__Aim__
Which lines in the records below contain the word "chevron"? Copy each one out.

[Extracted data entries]
---------------
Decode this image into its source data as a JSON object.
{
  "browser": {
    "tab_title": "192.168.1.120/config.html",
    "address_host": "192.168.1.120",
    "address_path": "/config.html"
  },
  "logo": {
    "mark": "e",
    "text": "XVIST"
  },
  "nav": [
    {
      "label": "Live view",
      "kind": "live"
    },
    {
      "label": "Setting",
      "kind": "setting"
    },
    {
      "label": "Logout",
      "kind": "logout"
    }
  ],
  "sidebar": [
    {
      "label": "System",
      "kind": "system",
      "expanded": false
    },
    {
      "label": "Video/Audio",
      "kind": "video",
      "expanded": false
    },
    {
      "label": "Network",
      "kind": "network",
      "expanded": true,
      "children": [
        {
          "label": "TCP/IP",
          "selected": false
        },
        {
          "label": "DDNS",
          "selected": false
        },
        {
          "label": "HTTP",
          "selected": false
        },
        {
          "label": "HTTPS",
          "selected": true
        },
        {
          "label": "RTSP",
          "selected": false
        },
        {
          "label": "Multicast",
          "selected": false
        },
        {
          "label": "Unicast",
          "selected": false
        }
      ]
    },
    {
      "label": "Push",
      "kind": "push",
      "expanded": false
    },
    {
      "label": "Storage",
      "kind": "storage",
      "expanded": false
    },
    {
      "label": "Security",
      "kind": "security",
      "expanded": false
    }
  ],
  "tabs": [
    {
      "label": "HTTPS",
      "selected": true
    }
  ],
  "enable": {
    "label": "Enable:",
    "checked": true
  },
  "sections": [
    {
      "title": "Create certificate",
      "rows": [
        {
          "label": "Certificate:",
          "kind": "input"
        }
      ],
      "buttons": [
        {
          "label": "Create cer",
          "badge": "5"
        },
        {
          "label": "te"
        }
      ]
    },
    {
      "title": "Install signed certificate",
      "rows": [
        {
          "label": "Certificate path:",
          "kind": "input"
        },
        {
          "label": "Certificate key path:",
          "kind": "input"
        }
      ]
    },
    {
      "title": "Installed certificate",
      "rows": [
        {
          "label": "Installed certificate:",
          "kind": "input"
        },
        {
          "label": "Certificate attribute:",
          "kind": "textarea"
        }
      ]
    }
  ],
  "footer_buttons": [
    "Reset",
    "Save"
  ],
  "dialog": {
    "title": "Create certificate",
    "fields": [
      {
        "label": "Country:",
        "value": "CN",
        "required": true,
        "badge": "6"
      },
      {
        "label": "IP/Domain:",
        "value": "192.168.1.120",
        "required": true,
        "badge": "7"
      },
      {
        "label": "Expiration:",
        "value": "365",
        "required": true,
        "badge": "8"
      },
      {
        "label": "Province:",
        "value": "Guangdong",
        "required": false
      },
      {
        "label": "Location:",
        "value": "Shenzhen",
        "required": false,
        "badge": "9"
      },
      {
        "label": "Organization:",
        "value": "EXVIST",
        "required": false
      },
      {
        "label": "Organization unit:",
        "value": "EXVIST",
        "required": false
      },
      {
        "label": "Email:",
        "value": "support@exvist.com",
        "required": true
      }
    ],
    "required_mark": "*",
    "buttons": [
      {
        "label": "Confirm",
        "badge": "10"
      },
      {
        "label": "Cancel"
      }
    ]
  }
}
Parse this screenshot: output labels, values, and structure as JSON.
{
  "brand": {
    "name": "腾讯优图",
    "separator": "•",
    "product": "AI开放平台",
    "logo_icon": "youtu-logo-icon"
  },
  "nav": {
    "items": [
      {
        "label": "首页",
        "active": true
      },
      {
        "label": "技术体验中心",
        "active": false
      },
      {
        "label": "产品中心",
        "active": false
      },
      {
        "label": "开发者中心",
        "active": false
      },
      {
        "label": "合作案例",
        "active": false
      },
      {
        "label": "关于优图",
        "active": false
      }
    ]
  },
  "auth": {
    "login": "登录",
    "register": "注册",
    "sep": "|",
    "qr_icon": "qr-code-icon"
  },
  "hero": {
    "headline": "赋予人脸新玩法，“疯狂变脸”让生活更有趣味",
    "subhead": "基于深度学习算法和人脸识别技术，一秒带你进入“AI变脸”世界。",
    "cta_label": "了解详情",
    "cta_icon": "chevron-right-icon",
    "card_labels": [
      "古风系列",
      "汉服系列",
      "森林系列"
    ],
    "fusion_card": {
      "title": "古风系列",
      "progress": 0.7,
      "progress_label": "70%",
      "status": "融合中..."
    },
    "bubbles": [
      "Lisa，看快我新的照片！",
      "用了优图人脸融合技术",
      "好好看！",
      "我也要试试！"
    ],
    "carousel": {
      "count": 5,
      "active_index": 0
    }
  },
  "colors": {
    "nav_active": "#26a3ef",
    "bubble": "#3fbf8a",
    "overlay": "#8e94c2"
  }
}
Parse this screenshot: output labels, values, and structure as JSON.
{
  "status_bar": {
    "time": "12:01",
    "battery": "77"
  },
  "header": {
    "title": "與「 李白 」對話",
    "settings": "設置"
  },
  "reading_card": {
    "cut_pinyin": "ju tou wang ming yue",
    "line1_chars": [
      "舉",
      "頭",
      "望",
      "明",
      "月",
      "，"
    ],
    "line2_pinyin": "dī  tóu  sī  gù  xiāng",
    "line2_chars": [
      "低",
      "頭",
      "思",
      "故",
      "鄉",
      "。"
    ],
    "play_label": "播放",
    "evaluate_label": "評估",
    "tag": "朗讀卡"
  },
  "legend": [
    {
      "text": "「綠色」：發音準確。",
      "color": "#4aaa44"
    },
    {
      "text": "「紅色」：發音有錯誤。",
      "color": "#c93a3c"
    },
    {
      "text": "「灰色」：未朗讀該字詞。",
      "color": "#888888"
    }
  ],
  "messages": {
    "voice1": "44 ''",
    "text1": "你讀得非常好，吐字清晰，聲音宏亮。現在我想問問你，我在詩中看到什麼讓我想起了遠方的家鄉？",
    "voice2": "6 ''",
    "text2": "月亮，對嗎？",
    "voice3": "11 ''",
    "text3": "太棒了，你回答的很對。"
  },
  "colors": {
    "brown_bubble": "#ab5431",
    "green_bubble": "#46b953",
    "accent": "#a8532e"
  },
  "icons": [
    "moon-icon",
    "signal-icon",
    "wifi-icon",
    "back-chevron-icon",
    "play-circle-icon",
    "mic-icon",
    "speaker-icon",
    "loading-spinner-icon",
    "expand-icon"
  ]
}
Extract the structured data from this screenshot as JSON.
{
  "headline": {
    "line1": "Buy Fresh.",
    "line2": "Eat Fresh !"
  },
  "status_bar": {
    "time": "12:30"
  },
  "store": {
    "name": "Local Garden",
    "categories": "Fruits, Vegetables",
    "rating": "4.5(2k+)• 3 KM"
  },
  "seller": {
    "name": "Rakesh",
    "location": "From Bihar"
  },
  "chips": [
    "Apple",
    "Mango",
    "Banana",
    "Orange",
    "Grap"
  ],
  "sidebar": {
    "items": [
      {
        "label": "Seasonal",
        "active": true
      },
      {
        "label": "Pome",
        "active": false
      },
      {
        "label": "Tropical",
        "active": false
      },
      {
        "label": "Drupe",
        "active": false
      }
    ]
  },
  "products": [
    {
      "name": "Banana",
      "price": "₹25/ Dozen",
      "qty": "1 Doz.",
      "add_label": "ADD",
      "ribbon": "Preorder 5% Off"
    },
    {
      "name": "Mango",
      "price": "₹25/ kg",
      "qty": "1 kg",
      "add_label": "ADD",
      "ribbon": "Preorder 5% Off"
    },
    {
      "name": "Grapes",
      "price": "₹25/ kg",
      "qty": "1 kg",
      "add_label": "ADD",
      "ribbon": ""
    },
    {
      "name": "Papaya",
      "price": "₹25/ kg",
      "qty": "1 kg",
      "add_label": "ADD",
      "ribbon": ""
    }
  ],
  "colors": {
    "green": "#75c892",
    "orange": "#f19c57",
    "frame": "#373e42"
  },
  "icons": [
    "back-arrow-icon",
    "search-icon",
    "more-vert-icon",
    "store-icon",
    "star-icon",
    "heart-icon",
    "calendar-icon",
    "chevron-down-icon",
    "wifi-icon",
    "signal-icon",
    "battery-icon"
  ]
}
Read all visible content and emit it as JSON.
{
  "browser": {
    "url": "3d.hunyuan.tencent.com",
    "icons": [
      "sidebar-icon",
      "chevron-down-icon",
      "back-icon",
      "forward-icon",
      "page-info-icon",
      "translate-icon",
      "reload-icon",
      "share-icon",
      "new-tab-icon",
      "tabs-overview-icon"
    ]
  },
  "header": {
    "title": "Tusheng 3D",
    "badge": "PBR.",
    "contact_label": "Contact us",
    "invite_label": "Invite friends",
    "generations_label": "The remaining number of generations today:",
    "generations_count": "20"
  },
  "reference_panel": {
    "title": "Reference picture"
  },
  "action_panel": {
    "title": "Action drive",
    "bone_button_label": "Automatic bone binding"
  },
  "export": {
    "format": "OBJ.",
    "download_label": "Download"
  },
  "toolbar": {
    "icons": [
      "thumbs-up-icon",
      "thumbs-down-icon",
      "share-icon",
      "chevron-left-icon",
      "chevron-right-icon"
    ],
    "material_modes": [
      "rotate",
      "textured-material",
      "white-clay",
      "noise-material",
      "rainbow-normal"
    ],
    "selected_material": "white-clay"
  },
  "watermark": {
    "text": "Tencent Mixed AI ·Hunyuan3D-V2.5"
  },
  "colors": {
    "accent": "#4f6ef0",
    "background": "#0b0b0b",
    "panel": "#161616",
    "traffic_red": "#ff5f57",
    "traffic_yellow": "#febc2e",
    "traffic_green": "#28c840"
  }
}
---------------
__Solution__
    "cta_icon": "chevron-right-icon",
    "back-chevron-icon",
    "chevron-down-icon",
      "chevron-down-icon",
      "chevron-left-icon",
      "chevron-right-icon"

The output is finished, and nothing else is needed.